Exercise objective: Leave the pictures out, and retype all of the material exactly as written.

[Begin Extracted records]

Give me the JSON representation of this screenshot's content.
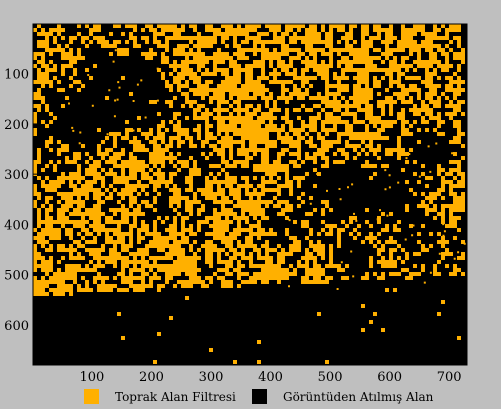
{
  "chart_data": {
    "type": "heatmap",
    "title": "",
    "xlabel": "",
    "ylabel": "",
    "xlim": [
      1,
      730
    ],
    "ylim": [
      680,
      1
    ],
    "x_ticks": [
      "100",
      "200",
      "300",
      "400",
      "500",
      "600",
      "700"
    ],
    "y_ticks": [
      "100",
      "200",
      "300",
      "400",
      "500",
      "600"
    ],
    "grid": false,
    "classes": [
      {
        "name": "Toprak Alan Filtresi",
        "color": "#ffb000"
      },
      {
        "name": "Görüntüden Atılmış Alan",
        "color": "#000000"
      }
    ],
    "legend_position": "bottom"
  }
}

[End Extracted records]

Solution for this task:
Give me the JSON representation of this screenshot's content.
{
  "chart_data": {
    "type": "heatmap",
    "title": "",
    "xlabel": "",
    "ylabel": "",
    "xlim": [
      1,
      730
    ],
    "ylim": [
      680,
      1
    ],
    "x_ticks": [
      "100",
      "200",
      "300",
      "400",
      "500",
      "600",
      "700"
    ],
    "y_ticks": [
      "100",
      "200",
      "300",
      "400",
      "500",
      "600"
    ],
    "grid": false,
    "classes": [
      {
        "name": "Toprak Alan Filtresi",
        "color": "#ffb000"
      },
      {
        "name": "Görüntüden Atılmış Alan",
        "color": "#000000"
      }
    ],
    "legend_position": "bottom"
  }
}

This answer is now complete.